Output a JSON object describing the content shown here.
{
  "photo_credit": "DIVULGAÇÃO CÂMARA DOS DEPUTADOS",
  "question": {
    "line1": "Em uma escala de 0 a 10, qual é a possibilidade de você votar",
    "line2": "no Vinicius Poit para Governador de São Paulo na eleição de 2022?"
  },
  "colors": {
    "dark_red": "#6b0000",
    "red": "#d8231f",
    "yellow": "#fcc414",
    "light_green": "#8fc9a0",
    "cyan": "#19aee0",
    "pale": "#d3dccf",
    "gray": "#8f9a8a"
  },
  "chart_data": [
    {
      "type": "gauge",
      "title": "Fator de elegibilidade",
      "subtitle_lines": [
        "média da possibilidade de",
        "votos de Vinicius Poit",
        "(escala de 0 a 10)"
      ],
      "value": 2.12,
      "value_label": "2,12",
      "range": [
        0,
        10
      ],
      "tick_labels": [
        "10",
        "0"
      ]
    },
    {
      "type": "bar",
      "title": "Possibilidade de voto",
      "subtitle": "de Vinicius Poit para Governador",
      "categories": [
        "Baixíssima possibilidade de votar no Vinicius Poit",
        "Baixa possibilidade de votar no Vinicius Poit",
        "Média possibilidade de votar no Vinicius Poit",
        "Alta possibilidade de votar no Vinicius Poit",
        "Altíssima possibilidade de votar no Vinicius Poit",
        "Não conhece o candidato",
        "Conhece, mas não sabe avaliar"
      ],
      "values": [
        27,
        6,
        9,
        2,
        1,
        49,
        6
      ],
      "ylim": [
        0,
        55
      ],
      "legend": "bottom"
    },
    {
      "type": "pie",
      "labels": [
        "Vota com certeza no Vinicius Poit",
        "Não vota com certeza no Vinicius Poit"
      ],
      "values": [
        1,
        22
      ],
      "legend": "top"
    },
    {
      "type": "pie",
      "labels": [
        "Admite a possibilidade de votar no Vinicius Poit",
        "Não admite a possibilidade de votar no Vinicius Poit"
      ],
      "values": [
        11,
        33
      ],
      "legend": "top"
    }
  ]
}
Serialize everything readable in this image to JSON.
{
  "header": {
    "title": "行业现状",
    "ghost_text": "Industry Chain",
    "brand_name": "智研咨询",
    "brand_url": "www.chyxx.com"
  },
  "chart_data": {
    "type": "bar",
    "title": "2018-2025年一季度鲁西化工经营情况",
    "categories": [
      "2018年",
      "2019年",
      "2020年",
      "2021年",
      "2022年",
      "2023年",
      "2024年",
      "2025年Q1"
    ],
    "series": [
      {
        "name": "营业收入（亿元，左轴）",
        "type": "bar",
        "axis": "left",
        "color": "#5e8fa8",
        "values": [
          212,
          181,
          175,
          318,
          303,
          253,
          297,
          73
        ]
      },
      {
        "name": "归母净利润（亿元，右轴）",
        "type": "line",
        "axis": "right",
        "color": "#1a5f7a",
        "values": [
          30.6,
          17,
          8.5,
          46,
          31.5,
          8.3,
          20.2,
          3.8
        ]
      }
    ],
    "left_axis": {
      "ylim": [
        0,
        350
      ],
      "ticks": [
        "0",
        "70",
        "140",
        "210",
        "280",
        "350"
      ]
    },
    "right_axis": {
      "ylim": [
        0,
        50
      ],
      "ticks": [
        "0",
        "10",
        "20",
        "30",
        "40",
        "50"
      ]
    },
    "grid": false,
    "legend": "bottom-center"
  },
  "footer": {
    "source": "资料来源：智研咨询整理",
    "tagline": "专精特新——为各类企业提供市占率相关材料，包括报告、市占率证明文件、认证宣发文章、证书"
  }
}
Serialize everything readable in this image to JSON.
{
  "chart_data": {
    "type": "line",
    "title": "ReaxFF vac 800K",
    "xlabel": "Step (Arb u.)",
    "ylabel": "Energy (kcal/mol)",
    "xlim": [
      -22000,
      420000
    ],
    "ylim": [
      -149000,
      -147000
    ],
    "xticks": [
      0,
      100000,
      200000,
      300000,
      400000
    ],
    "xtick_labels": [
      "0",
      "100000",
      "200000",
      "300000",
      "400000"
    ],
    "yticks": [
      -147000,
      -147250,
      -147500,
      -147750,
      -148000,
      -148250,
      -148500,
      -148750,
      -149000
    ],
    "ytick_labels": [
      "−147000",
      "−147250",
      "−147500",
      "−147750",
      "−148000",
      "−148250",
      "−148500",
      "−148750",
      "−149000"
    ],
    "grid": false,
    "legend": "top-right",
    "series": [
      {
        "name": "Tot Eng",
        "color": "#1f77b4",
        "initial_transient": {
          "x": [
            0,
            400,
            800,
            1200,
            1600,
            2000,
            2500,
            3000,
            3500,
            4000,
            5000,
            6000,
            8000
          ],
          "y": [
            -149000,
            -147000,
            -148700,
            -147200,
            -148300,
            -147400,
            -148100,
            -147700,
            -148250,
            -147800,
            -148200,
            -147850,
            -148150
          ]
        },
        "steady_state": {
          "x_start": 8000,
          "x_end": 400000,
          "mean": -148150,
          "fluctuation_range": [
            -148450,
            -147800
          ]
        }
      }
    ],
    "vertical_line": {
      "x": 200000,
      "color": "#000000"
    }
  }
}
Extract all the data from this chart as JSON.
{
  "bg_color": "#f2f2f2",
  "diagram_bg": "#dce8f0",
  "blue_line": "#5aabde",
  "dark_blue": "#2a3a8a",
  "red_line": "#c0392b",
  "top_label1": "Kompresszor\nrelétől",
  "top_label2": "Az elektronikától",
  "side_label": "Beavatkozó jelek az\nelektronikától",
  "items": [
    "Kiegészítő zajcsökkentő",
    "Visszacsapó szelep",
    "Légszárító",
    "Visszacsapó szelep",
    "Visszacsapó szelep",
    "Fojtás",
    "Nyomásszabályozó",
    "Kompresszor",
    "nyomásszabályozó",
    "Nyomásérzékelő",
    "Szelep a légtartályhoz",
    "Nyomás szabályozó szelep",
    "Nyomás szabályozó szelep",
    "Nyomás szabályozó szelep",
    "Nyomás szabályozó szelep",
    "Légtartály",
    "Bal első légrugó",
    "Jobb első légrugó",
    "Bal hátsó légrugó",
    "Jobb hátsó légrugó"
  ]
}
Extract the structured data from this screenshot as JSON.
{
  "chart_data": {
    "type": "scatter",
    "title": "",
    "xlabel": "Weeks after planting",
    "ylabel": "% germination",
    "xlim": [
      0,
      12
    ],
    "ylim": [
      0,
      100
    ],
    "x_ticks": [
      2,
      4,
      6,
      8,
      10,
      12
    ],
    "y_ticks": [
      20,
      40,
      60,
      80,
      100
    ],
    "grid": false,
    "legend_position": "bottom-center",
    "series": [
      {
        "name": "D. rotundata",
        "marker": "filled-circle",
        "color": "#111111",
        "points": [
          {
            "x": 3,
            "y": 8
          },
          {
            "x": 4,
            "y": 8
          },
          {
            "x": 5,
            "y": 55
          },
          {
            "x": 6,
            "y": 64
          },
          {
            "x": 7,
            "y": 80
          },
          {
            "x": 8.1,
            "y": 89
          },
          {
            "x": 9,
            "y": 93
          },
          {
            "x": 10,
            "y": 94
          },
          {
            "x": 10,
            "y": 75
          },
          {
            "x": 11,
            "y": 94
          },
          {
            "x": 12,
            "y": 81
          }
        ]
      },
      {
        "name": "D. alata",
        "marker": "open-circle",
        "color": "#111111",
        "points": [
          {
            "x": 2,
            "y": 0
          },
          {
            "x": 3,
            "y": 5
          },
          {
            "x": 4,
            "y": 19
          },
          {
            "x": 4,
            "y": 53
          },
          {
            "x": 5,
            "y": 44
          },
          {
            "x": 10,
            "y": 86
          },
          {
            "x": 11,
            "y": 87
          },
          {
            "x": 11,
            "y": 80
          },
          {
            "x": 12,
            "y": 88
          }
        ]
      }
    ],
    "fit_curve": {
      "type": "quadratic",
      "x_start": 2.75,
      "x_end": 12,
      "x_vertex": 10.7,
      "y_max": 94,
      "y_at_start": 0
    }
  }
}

What the task asks => Tally the lines of the listing that include "center". Reply with nothing but the count.

Answer to the exercise => 2